* **What is required**
Copy every line that contains the string "наименование" from the entries below.

* **Data for processing**
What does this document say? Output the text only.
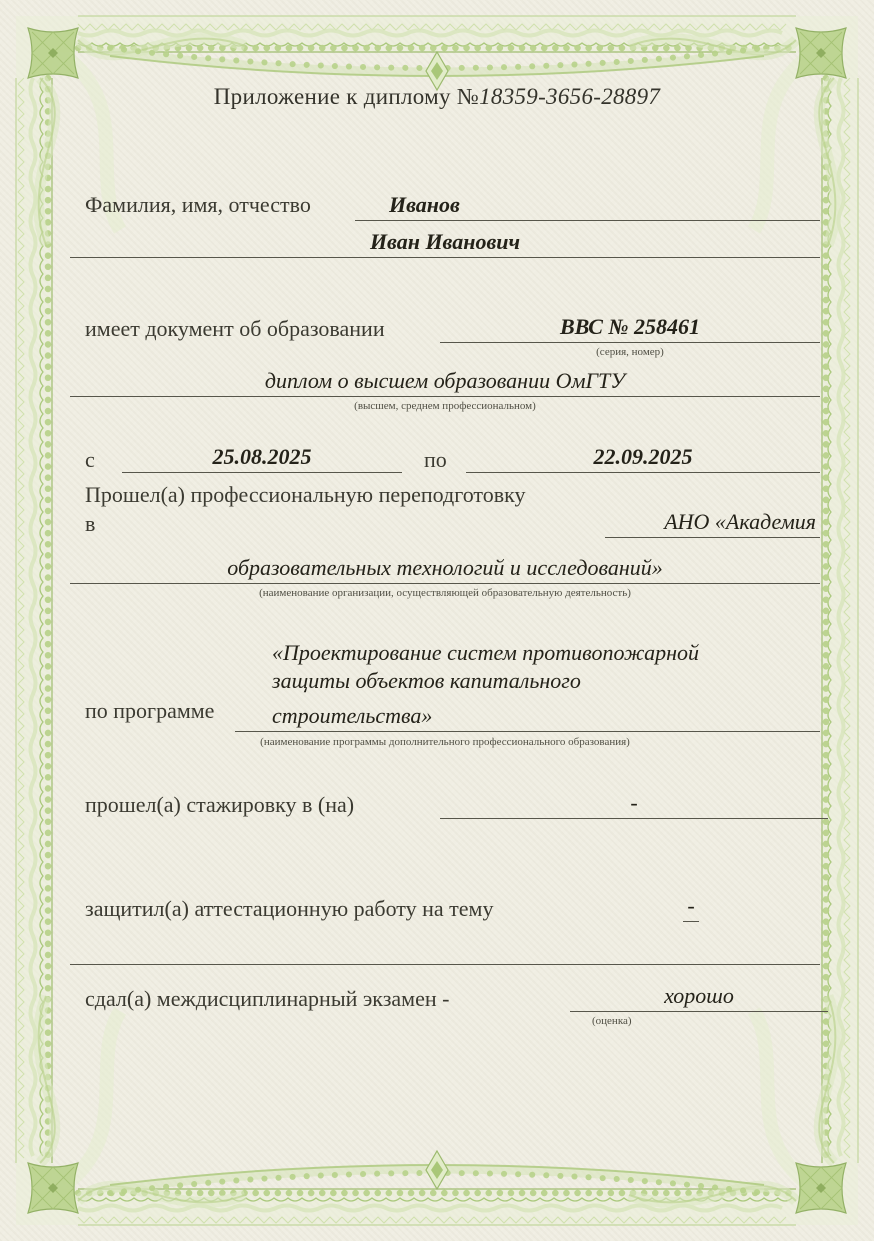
Приложение к диплому №18359-3656-28897
Фамилия, имя, отчество	Иванов
Иван Иванович
имеет документ об образовании	ВВС № 258461
(серия, номер)
диплом о высшем образовании ОмГТУ
(высшем, среднем профессиональном)
с	25.08.2025	по	22.09.2025
Прошел(а) профессиональную переподготовку
в	АНО «Академия
образовательных технологий и исследований»
(наименование организации, осуществляющей образовательную деятельность)
«Проектирование систем противопожарной
защиты объектов капитального
по программе	строительства»
(наименование программы дополнительного профессионального образования)
прошел(а) стажировку в (на)	-
защитил(а) аттестационную работу на тему	-
сдал(а) междисциплинарный экзамен -	хорошо
(оценка)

* **Answer**
(наименование организации, осуществляющей образовательную деятельность)
(наименование программы дополнительного профессионального образования)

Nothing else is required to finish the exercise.